===== Data records =====
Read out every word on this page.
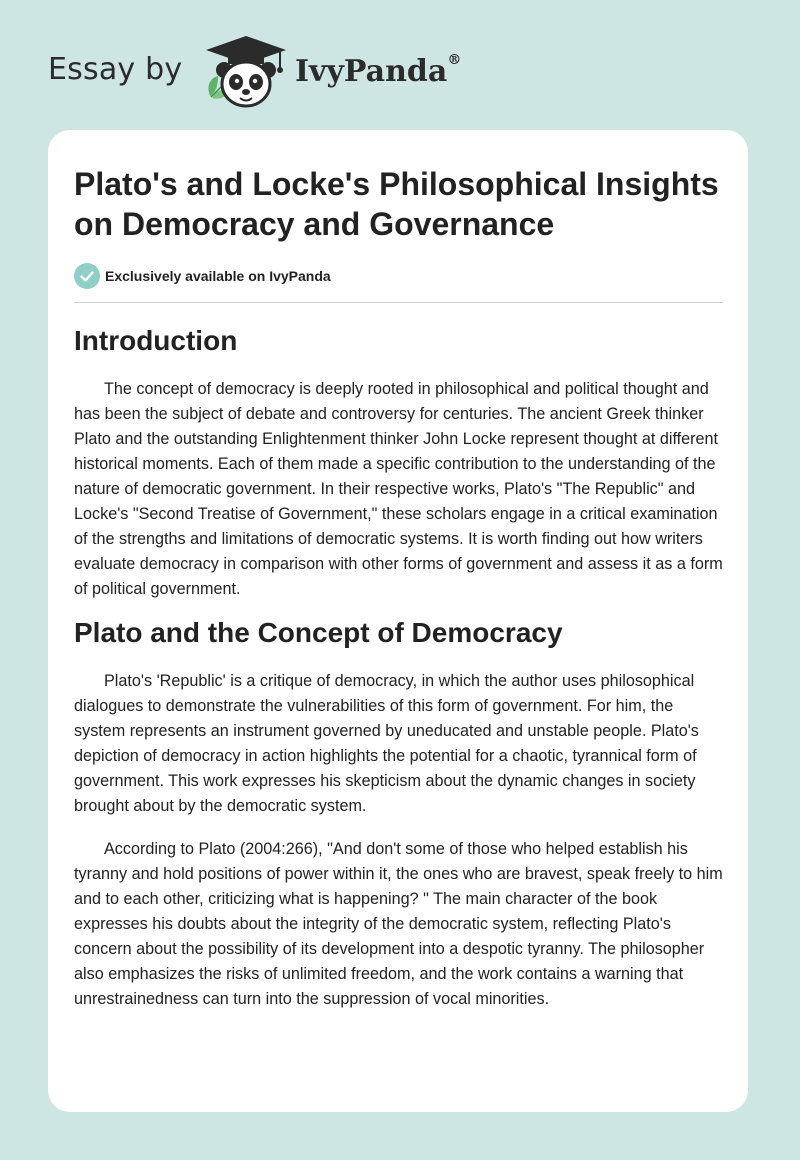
Essay by	IvyPanda®
Plato's and Locke's Philosophical Insights on Democracy and Governance
Exclusively available on IvyPanda
Introduction

The concept of democracy is deeply rooted in philosophical and political thought and has been the subject of debate and controversy for centuries. The ancient Greek thinker Plato and the outstanding Enlightenment thinker John Locke represent thought at different historical moments. Each of them made a specific contribution to the understanding of the nature of democratic government. In their respective works, Plato's "The Republic" and Locke's "Second Treatise of Government," these scholars engage in a critical examination of the strengths and limitations of democratic systems. It is worth finding out how writers evaluate democracy in comparison with other forms of government and assess it as a form of political government.

Plato and the Concept of Democracy

Plato's 'Republic' is a critique of democracy, in which the author uses philosophical dialogues to demonstrate the vulnerabilities of this form of government. For him, the system represents an instrument governed by uneducated and unstable people. Plato's depiction of democracy in action highlights the potential for a chaotic, tyrannical form of government. This work expresses his skepticism about the dynamic changes in society brought about by the democratic system.

According to Plato (2004:266), "And don't some of those who helped establish his tyranny and hold positions of power within it, the ones who are bravest, speak freely to him and to each other, criticizing what is happening? " The main character of the book expresses his doubts about the integrity of the democratic system, reflecting Plato's concern about the possibility of its development into a despotic tyranny. The philosopher also emphasizes the risks of unlimited freedom, and the work contains a warning that unrestrainedness can turn into the suppression of vocal minorities.
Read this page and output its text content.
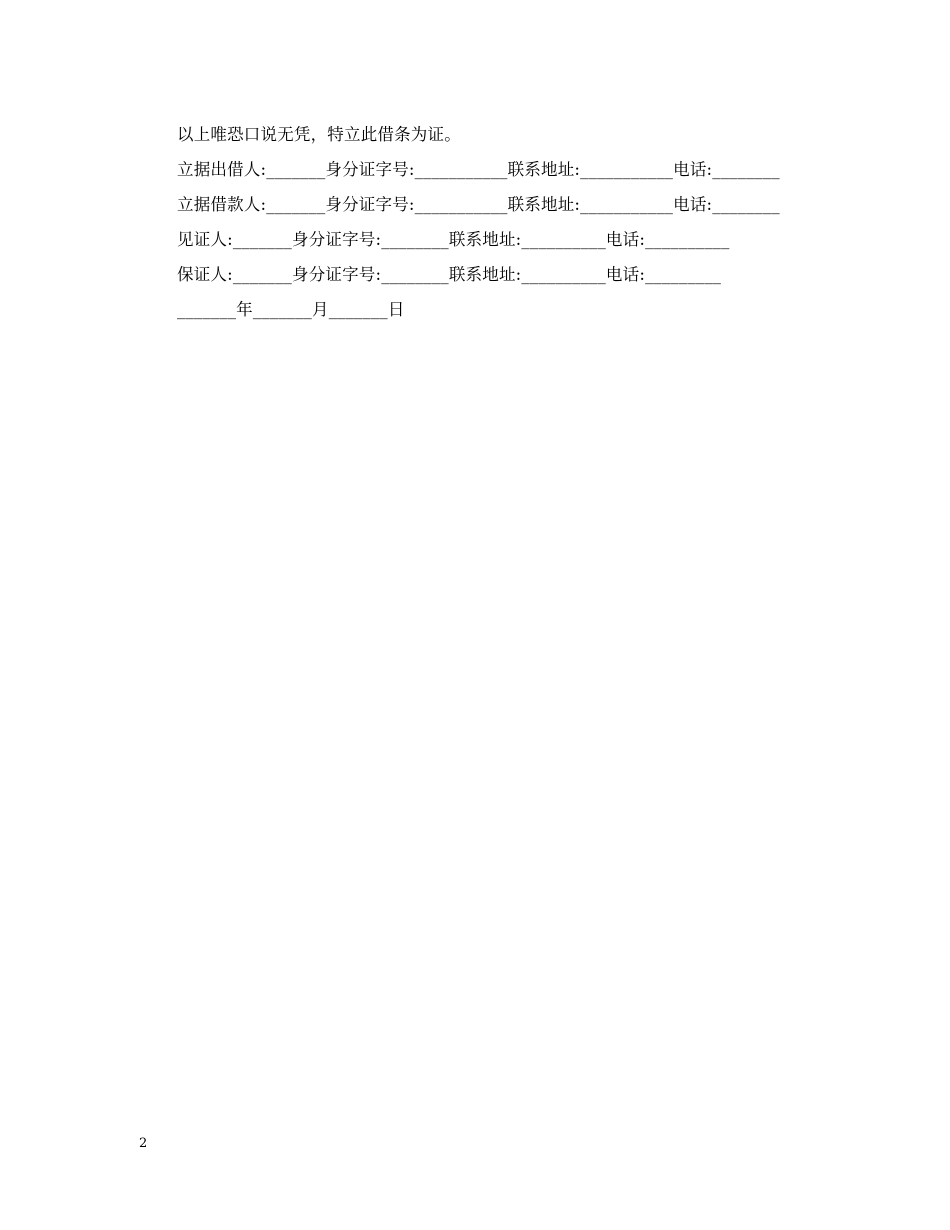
以上唯恐口说无凭，特立此借条为证。

立据出借人:_______身分证字号:___________联系地址:___________电话:________

立据借款人:_______身分证字号:___________联系地址:___________电话:________

见证人:_______身分证字号:________联系地址:__________电话:__________

保证人:_______身分证字号:________联系地址:__________电话:_________

_______年_______月_______日

2
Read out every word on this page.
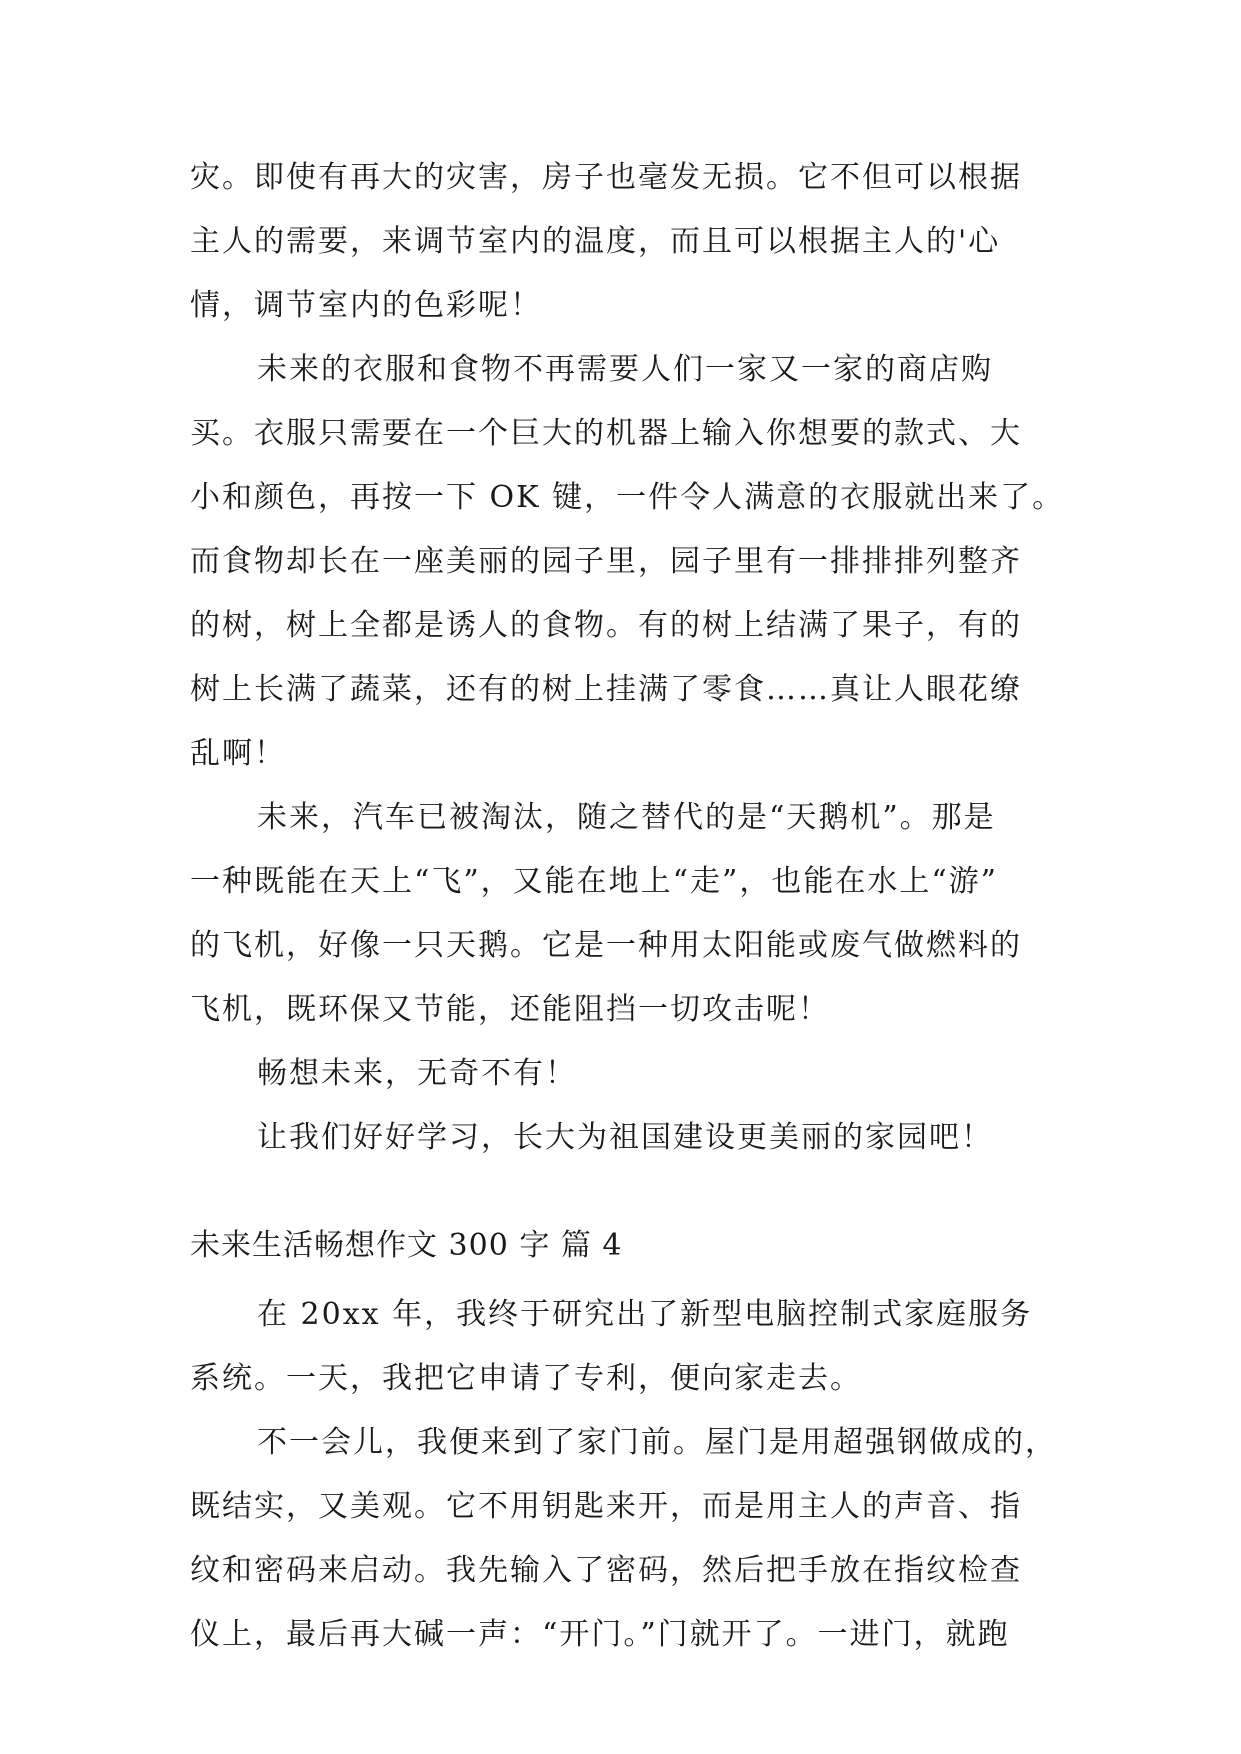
灾。即使有再大的灾害，房子也毫发无损。它不但可以根据
主人的需要，来调节室内的温度，而且可以根据主人的'心
情，调节室内的色彩呢！
未来的衣服和食物不再需要人们一家又一家的商店购
买。衣服只需要在一个巨大的机器上输入你想要的款式、大
小和颜色，再按一下 OK 键，一件令人满意的衣服就出来了。
而食物却长在一座美丽的园子里，园子里有一排排排列整齐
的树，树上全都是诱人的食物。有的树上结满了果子，有的
树上长满了蔬菜，还有的树上挂满了零食……真让人眼花缭
乱啊！
未来，汽车已被淘汰，随之替代的是“天鹅机”。那是
一种既能在天上“飞”，又能在地上“走”，也能在水上“游”
的飞机，好像一只天鹅。它是一种用太阳能或废气做燃料的
飞机，既环保又节能，还能阻挡一切攻击呢！
畅想未来，无奇不有！
让我们好好学习，长大为祖国建设更美丽的家园吧！
未来生活畅想作文 300 字 篇 4
在 20xx 年，我终于研究出了新型电脑控制式家庭服务
系统。一天，我把它申请了专利，便向家走去。
不一会儿，我便来到了家门前。屋门是用超强钢做成的，
既结实，又美观。它不用钥匙来开，而是用主人的声音、指
纹和密码来启动。我先输入了密码，然后把手放在指纹检查
仪上，最后再大碱一声：“开门。”门就开了。一进门，就跑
=====
▶ **Exercise directions**: Find every line that has "IvyPanda" in it, then return those lines.

▶ **Final result**:
Essay by	IvyPanda®
Exclusively available on IvyPanda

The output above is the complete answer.